OBJECTIVE => Gather every line holding the string "icon".

Data entries
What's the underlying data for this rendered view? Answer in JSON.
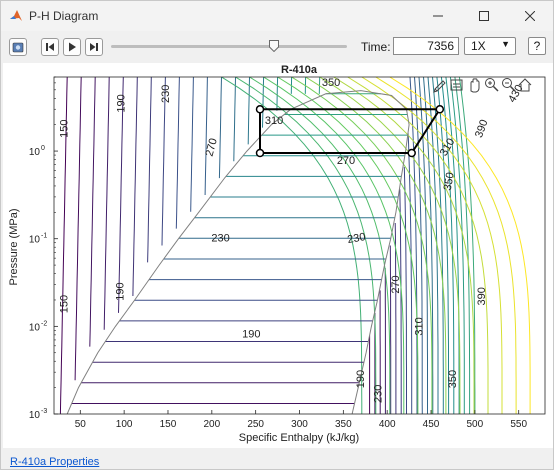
{
  "window": {
    "title": "P-H Diagram",
    "controls": [
      "minimize",
      "maximize",
      "close"
    ]
  },
  "toolbar": {
    "buttons": [
      {
        "icon": "snapshot-icon"
      },
      {
        "icon": "step-back-icon"
      },
      {
        "icon": "play-icon"
      },
      {
        "icon": "step-forward-icon"
      }
    ],
    "slider_fraction": 0.69,
    "time_label": "Time:",
    "time_value": "7356",
    "speed_value": "1X",
    "help_label": "?"
  },
  "plot": {
    "title": "R-410a",
    "xlabel": "Specific Enthalpy (kJ/kg)",
    "ylabel": "Pressure (MPa)",
    "axes_toolbar": [
      "edit-icon",
      "datatip-icon",
      "pan-icon",
      "zoom-in-icon",
      "zoom-out-icon",
      "home-icon"
    ]
  },
  "chart_data": {
    "type": "line",
    "title": "R-410a",
    "xlabel": "Specific Enthalpy (kJ/kg)",
    "ylabel": "Pressure (MPa)",
    "xlim": [
      20,
      580
    ],
    "ylim": [
      0.001,
      7
    ],
    "yscale": "log",
    "xticks": [
      "50",
      "100",
      "150",
      "200",
      "250",
      "300",
      "350",
      "400",
      "450",
      "500",
      "550"
    ],
    "yticks": [
      {
        "value": 1,
        "base": "10",
        "exp": "0"
      },
      {
        "value": 0.1,
        "base": "10",
        "exp": "-1"
      },
      {
        "value": 0.01,
        "base": "10",
        "exp": "-2"
      },
      {
        "value": 0.001,
        "base": "10",
        "exp": "-3"
      }
    ],
    "saturation_dome": {
      "liquid": [
        [
          35,
          0.001
        ],
        [
          48,
          0.002
        ],
        [
          70,
          0.005
        ],
        [
          90,
          0.01
        ],
        [
          112,
          0.02
        ],
        [
          140,
          0.05
        ],
        [
          162,
          0.1
        ],
        [
          185,
          0.2
        ],
        [
          215,
          0.5
        ],
        [
          240,
          1.0
        ],
        [
          268,
          2.0
        ],
        [
          290,
          3.0
        ],
        [
          330,
          4.5
        ],
        [
          370,
          4.9
        ]
      ],
      "vapor": [
        [
          360,
          0.001
        ],
        [
          367,
          0.002
        ],
        [
          376,
          0.005
        ],
        [
          382,
          0.01
        ],
        [
          389,
          0.02
        ],
        [
          397,
          0.05
        ],
        [
          404,
          0.1
        ],
        [
          410,
          0.2
        ],
        [
          416,
          0.5
        ],
        [
          421,
          1.0
        ],
        [
          425,
          2.0
        ],
        [
          422,
          3.0
        ],
        [
          405,
          4.3
        ],
        [
          370,
          4.9
        ]
      ]
    },
    "isotherm_labels": [
      {
        "text": "150",
        "x": 32,
        "p": 1.8,
        "rot": -90
      },
      {
        "text": "190",
        "x": 97,
        "p": 3.5,
        "rot": -90
      },
      {
        "text": "230",
        "x": 148,
        "p": 4.5,
        "rot": -90
      },
      {
        "text": "270",
        "x": 200,
        "p": 1.1,
        "rot": -75
      },
      {
        "text": "310",
        "x": 271,
        "p": 2.2,
        "rot": 0
      },
      {
        "text": "350",
        "x": 336,
        "p": 6.0,
        "rot": 0
      },
      {
        "text": "430",
        "x": 547,
        "p": 4.5,
        "rot": -60
      },
      {
        "text": "390",
        "x": 508,
        "p": 1.8,
        "rot": -70
      },
      {
        "text": "310",
        "x": 469,
        "p": 1.1,
        "rot": -60
      },
      {
        "text": "270",
        "x": 353,
        "p": 0.77,
        "rot": 0
      },
      {
        "text": "350",
        "x": 471,
        "p": 0.45,
        "rot": -80
      },
      {
        "text": "230",
        "x": 210,
        "p": 0.1,
        "rot": 0
      },
      {
        "text": "230",
        "x": 365,
        "p": 0.1,
        "rot": -10
      },
      {
        "text": "190",
        "x": 96,
        "p": 0.025,
        "rot": -90
      },
      {
        "text": "150",
        "x": 32,
        "p": 0.018,
        "rot": -90
      },
      {
        "text": "270",
        "x": 410,
        "p": 0.03,
        "rot": -90
      },
      {
        "text": "310",
        "x": 437,
        "p": 0.01,
        "rot": -90
      },
      {
        "text": "390",
        "x": 508,
        "p": 0.022,
        "rot": -90
      },
      {
        "text": "190",
        "x": 245,
        "p": 0.008,
        "rot": 0
      },
      {
        "text": "190",
        "x": 370,
        "p": 0.0025,
        "rot": -90
      },
      {
        "text": "350",
        "x": 475,
        "p": 0.0025,
        "rot": -90
      },
      {
        "text": "230",
        "x": 390,
        "p": 0.0017,
        "rot": -90
      }
    ],
    "cycle": {
      "points": [
        [
          255,
          3.0
        ],
        [
          460,
          3.0
        ],
        [
          428,
          0.95
        ],
        [
          255,
          0.95
        ]
      ],
      "color": "#000000"
    },
    "colors": [
      "#440154",
      "#3b528b",
      "#21918c",
      "#5ec962",
      "#fde725"
    ]
  },
  "footer": {
    "link": "R-410a Properties"
  }
}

SOLUTION TO THE EXERCISE =>
        "icon": "snapshot-icon"
        "icon": "step-back-icon"
        "icon": "play-icon"
        "icon": "step-forward-icon"
      "edit-icon",
      "datatip-icon",
      "pan-icon",
      "zoom-in-icon",
      "zoom-out-icon",
      "home-icon"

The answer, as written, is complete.